TASK MATERIAL

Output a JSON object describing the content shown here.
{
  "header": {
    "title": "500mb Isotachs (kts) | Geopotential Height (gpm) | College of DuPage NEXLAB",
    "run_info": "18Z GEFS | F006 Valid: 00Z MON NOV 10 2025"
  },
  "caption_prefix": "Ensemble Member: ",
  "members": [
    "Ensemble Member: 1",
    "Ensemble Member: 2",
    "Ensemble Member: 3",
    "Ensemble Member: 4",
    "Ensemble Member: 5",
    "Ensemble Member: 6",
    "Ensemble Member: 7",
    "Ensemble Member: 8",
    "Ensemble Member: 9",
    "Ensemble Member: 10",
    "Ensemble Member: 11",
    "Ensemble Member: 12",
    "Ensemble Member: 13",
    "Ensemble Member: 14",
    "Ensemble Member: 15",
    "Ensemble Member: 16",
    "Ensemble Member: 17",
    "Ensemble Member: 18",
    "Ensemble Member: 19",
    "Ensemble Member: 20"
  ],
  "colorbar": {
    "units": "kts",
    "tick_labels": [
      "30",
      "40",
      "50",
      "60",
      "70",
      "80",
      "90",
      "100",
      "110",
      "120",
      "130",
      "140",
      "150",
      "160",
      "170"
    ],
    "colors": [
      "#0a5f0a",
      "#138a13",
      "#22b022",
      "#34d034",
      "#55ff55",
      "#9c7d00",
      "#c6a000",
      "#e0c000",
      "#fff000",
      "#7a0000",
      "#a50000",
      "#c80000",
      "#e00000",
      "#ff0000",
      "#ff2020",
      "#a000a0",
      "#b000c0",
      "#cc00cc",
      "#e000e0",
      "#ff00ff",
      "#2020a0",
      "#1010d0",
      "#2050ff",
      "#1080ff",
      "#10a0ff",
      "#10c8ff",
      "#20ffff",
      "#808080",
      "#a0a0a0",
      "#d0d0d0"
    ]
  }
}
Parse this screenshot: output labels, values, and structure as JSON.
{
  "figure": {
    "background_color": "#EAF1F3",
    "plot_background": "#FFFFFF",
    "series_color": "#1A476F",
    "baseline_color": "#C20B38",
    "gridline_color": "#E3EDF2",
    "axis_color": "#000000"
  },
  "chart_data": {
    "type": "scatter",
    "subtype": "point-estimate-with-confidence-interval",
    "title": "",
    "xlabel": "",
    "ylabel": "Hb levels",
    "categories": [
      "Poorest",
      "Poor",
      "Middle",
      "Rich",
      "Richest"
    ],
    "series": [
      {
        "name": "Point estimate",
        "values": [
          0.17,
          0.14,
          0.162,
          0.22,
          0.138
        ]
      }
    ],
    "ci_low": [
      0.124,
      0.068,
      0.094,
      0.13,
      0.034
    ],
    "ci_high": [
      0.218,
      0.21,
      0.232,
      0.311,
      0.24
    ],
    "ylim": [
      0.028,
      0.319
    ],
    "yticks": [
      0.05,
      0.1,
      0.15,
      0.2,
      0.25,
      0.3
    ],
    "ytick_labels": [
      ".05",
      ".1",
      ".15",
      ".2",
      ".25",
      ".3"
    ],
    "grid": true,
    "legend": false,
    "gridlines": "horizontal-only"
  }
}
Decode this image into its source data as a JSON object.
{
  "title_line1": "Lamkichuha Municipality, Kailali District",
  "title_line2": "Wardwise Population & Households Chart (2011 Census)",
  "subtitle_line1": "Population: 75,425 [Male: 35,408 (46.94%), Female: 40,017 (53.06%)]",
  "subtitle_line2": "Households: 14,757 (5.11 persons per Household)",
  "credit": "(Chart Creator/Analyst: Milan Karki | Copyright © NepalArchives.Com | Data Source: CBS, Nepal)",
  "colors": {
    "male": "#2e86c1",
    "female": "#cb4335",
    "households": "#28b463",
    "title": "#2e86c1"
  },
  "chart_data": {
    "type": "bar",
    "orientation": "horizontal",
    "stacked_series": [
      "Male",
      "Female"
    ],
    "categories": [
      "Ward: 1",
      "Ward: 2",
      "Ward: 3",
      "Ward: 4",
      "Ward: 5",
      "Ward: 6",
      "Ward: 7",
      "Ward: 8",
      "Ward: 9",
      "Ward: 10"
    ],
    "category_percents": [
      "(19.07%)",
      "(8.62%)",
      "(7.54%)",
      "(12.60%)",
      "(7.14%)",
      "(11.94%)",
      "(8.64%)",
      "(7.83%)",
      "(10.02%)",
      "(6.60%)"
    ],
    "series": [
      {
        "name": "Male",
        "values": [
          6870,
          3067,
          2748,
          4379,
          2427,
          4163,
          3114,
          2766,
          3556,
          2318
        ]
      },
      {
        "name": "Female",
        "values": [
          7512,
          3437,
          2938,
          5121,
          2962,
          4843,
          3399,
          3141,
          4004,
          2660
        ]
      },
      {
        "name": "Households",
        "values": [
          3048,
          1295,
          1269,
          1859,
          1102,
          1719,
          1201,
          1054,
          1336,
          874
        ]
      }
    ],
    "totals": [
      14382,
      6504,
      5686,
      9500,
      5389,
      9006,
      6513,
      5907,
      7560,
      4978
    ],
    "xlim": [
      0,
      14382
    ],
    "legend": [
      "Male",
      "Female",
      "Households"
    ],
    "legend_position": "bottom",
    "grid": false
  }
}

GIVEN INSTRUCTION
For each line in the data above that contains the string "Population", extract the line.

ANSWER
  "title_line2": "Wardwise Population & Households Chart (2011 Census)",
  "subtitle_line1": "Population: 75,425 [Male: 35,408 (46.94%), Female: 40,017 (53.06%)]",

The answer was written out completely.